EXCERPTED PASSAGE:
☆ ☆ ☆ ☆
Re: Multicast delays and high iowait

"H. Willstrand" <h.willstrand@xxxxxxxxx> · Tue, 1 Apr 2008 22:24:19 +0200

On Tue, Apr 1, 2008 at 6:05 PM, Matt Garman <matthew.garman@xxxxxxxxx> wrote:
> We're using multicast basically for some inter-processs
>  communication.
>

Which protocol(-s) are in use? (UDP, IGMP, ...)

>  We timestamp (and log, in a separate thread) all of our sends and
>  receives, and do analysis on the logs.
>

Are timestamps sent in the broadcast? If so, can the timestamps be out
of sync generating the "delays"?

>  We're finding occassional (once or twice a day) "blips" where the
>  receipt of multicast messages is delayed anywhere from 200
>  milliseconds to three or four whole seconds.
>
>  In one case, we have only one server in the network, and are still
>  seeing this.  In this scenario, do the multicast messages actually
>  use the physical network?
>
>  I'm running sar on these machines (collecting data every five
>  seconds); any delay >600 ms seems to conincide with extremely high
>  iowait (but the load on any CPU during these times is always below
>  1.0).
>
>  We have the sysctl net.core.rmem_max parameter set to 33554432.
>
>  Our code uses setsockopt() to set the recieving buffer to the
>  maximum size allowed by the kernel (i.e. 33554432 in our case).
>
>  The servers are generally lightly loaded: typically they have a load
>  of <1.0, and rarely does the load exceed 3.0---yet the servers have
>  eight physical cores.
>
>  This is with kernel 2.6.9-42.ELsmp, i.e. the default for CentOS 4.4.
☆ ☆ ☆ ☆
RECORD LIST:
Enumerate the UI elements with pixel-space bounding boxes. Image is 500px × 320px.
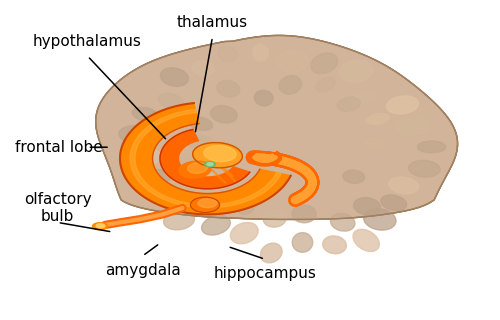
☆ ☆ ☆ ☆
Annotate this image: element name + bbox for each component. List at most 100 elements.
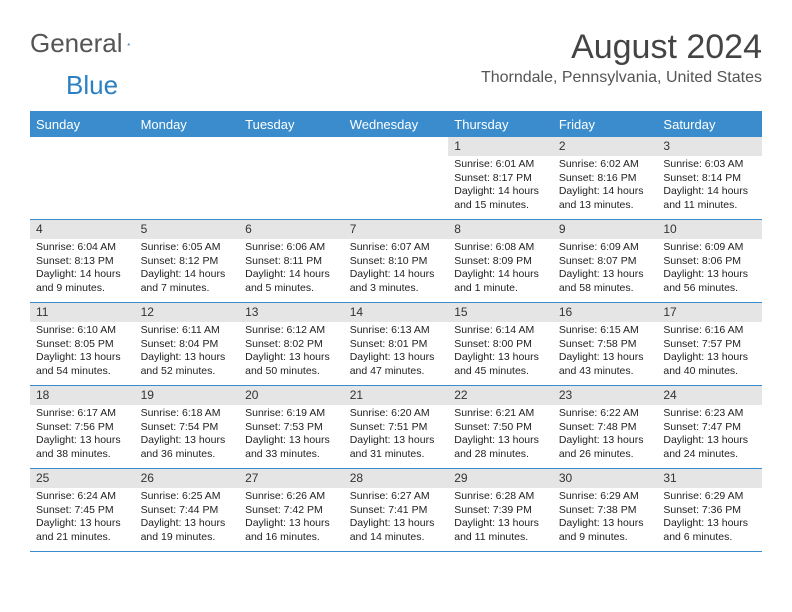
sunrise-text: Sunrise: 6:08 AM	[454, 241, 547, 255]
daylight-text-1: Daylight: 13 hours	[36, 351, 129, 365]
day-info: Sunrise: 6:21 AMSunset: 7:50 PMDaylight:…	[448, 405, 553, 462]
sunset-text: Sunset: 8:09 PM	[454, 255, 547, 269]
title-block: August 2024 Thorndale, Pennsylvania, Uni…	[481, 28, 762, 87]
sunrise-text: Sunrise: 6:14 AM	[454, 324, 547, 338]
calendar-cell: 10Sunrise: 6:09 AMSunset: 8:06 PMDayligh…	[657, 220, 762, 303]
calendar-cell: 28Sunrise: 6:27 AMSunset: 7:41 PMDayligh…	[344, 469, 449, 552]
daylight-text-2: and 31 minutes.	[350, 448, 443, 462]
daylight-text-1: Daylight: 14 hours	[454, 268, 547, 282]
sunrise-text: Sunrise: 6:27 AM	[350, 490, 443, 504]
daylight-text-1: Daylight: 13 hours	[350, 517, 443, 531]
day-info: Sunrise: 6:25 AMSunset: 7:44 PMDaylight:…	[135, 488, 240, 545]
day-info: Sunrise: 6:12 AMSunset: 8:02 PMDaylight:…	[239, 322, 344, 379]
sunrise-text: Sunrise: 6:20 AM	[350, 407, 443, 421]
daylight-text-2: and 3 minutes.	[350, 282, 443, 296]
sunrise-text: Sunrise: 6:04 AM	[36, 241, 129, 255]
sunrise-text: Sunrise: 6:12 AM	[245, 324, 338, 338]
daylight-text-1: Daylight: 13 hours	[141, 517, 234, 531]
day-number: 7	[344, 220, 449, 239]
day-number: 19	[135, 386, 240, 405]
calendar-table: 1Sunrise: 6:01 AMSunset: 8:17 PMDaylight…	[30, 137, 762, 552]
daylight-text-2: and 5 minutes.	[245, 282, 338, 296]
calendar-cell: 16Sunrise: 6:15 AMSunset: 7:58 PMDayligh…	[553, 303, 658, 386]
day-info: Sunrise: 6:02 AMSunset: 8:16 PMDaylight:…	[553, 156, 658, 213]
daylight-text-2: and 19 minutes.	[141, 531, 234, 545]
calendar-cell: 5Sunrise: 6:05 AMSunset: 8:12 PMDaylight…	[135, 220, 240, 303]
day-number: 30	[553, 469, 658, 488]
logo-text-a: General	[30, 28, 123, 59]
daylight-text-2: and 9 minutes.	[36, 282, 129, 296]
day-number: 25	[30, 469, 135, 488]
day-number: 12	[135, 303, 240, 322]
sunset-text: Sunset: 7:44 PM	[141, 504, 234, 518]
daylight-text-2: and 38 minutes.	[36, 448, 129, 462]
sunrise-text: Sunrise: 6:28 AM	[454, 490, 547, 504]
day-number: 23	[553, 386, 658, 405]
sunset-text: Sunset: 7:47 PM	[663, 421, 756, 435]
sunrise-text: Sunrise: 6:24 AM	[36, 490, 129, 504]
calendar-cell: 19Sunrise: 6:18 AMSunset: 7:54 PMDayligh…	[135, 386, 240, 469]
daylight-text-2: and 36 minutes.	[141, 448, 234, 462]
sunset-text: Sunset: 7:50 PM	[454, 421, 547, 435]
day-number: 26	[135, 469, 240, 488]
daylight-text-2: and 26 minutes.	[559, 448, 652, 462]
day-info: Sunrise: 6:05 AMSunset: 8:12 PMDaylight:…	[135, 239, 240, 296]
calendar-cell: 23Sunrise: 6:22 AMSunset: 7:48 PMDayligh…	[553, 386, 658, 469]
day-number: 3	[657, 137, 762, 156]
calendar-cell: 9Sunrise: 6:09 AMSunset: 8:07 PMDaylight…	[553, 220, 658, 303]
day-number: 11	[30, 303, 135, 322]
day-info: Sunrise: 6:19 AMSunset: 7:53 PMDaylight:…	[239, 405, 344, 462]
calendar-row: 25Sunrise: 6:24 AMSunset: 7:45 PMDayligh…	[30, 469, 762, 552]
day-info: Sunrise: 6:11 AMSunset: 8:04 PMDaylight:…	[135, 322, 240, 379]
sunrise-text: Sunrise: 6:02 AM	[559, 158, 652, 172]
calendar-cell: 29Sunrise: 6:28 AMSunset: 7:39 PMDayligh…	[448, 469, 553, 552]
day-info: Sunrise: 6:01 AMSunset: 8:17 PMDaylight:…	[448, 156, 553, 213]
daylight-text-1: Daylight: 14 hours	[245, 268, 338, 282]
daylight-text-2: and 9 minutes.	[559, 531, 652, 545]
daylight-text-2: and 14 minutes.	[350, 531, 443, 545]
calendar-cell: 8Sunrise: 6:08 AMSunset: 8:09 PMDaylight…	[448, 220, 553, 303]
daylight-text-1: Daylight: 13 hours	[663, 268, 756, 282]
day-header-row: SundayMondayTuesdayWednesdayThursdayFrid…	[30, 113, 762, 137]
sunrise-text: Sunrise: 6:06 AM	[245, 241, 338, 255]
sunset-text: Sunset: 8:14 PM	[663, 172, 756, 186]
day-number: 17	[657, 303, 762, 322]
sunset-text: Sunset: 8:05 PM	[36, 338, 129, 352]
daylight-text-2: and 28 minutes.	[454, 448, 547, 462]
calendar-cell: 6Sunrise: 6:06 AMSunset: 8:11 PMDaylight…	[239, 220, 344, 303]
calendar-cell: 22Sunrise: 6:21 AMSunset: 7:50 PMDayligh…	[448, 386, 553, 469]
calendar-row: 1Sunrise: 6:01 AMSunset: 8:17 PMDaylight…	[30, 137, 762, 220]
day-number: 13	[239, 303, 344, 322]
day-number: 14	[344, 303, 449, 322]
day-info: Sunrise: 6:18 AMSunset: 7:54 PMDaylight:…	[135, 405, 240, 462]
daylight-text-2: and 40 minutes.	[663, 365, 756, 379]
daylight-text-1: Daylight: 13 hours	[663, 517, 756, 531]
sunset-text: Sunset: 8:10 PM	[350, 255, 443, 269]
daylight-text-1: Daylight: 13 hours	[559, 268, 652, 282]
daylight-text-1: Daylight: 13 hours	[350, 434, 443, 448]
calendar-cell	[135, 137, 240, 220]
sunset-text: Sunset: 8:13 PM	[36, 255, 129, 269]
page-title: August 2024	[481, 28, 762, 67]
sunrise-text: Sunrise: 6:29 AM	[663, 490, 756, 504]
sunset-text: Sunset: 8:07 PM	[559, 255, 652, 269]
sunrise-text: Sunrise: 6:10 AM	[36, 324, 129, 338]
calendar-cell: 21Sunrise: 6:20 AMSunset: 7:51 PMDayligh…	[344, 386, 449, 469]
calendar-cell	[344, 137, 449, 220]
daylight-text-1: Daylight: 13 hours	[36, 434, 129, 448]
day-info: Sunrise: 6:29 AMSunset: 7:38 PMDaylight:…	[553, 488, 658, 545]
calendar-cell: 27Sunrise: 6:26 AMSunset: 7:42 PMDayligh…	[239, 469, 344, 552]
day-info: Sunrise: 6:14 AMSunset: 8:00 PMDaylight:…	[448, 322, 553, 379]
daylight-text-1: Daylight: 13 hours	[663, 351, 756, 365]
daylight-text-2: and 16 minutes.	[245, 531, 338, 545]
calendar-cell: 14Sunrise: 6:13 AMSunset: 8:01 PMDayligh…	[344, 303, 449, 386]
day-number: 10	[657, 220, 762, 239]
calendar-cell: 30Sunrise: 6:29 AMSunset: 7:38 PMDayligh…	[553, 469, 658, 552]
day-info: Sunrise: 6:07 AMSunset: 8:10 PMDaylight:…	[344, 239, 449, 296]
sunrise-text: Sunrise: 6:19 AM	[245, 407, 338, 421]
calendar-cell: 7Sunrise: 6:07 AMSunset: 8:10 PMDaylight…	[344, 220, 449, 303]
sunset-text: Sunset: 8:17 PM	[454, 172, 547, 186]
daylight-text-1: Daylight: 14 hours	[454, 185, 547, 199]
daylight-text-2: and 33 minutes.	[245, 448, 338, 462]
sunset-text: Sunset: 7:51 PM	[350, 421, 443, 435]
☆ ☆ ☆ ☆
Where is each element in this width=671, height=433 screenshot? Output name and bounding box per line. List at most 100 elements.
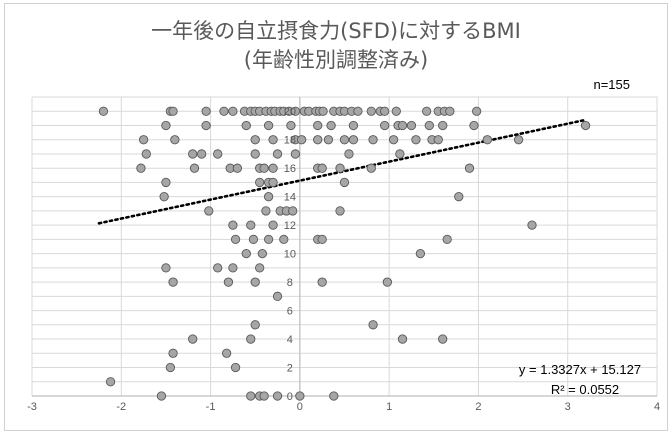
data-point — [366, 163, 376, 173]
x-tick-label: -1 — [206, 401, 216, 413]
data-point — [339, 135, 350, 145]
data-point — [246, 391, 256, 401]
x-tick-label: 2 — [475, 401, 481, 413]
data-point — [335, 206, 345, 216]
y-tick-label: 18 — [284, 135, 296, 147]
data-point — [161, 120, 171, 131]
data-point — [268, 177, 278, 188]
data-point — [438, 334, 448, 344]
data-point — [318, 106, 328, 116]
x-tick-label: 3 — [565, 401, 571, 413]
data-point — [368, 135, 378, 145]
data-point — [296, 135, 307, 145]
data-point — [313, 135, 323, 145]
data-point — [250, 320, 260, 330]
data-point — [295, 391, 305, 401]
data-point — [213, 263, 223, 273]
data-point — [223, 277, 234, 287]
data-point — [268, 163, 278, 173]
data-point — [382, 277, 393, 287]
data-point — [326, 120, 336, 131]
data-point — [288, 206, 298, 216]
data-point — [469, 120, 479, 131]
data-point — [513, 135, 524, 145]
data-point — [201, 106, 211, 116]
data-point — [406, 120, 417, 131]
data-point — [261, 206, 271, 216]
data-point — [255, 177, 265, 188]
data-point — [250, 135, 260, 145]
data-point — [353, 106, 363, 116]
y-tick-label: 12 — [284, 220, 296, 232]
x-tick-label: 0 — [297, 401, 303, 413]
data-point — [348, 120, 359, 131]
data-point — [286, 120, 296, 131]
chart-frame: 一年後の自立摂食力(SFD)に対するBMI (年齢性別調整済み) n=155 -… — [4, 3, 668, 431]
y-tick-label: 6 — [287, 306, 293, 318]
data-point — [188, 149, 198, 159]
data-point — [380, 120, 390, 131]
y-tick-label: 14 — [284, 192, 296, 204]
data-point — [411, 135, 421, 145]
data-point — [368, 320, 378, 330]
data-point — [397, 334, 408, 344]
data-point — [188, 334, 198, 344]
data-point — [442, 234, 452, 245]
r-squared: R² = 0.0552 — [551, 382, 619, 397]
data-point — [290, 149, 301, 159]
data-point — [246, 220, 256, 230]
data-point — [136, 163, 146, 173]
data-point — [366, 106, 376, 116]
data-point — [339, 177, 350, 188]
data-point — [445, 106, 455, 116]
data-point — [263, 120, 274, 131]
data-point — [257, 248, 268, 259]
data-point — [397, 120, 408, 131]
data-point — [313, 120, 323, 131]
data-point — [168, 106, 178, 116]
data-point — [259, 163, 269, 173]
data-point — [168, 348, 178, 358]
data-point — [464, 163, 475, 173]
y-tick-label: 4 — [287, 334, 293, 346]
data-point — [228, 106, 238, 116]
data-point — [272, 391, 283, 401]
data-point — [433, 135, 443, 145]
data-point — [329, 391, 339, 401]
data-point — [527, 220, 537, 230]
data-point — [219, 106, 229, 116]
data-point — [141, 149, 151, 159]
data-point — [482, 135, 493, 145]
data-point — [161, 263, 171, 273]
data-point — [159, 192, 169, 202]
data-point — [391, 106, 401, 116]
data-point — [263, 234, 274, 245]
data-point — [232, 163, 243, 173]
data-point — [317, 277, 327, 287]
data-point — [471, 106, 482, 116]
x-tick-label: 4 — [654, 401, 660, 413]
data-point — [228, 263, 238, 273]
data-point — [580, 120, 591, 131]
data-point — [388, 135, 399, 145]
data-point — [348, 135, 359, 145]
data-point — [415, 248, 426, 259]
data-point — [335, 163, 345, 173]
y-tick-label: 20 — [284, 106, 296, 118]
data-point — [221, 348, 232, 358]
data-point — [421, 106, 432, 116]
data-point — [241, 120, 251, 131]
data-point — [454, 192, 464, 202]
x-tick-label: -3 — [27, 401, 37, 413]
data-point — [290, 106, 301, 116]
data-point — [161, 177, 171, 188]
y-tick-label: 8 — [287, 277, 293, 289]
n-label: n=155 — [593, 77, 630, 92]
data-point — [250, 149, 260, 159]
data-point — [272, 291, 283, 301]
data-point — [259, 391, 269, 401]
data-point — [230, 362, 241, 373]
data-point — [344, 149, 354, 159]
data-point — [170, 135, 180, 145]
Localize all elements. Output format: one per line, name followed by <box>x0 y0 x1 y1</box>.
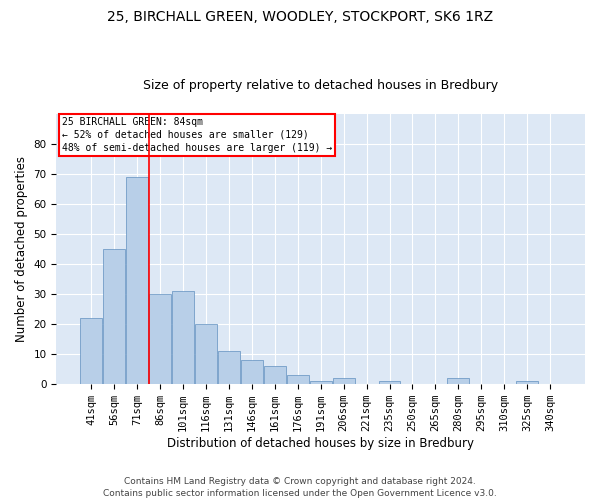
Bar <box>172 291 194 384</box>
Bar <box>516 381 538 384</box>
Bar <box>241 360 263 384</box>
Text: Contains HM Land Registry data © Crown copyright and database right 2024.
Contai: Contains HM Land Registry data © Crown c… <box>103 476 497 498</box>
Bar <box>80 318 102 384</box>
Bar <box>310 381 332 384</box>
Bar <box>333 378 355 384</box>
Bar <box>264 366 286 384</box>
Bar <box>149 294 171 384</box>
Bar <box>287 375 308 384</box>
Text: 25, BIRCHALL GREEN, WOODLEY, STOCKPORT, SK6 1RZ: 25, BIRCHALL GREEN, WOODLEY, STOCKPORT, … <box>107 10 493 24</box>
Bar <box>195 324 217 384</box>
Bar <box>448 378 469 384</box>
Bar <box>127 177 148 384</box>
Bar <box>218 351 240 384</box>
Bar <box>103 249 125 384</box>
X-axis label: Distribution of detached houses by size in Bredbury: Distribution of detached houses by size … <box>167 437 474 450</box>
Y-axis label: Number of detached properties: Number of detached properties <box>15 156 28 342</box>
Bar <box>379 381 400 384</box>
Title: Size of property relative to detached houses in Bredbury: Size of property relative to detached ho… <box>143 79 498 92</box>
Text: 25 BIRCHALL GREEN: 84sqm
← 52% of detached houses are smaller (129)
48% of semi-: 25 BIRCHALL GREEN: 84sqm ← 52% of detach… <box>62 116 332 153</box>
☆ ☆ ☆ ☆
TASK LIST:
A: Answer these about the multicast delays thread, one per line:
(i) What value is net.core.rmem_max set to?
(ii) How often do the delay "blips" occur?
(iii) Which kernel version are the servers running?
B: Repeat word for word the part of the multicast delays thread from "On Tue, Apr" to "on the logs.".
The listing has no connection to the multicast delays thread.

TASK SOLUTIONS:
A:
(i) 33554432
(ii) Once or twice a day
(iii) 2.6.9-42.ELsmp

B:
On Tue, Apr 1, 2008 at 6:05 PM, Matt Garman <matthew.garman@xxxxxxxxx> wrote:
> We're using multicast basically for some inter-processs
>  communication.
>

Which protocol(-s) are in use? (UDP, IGMP, ...)

>  We timestamp (and log, in a separate thread) all of our sends and
>  receives, and do analysis on the logs.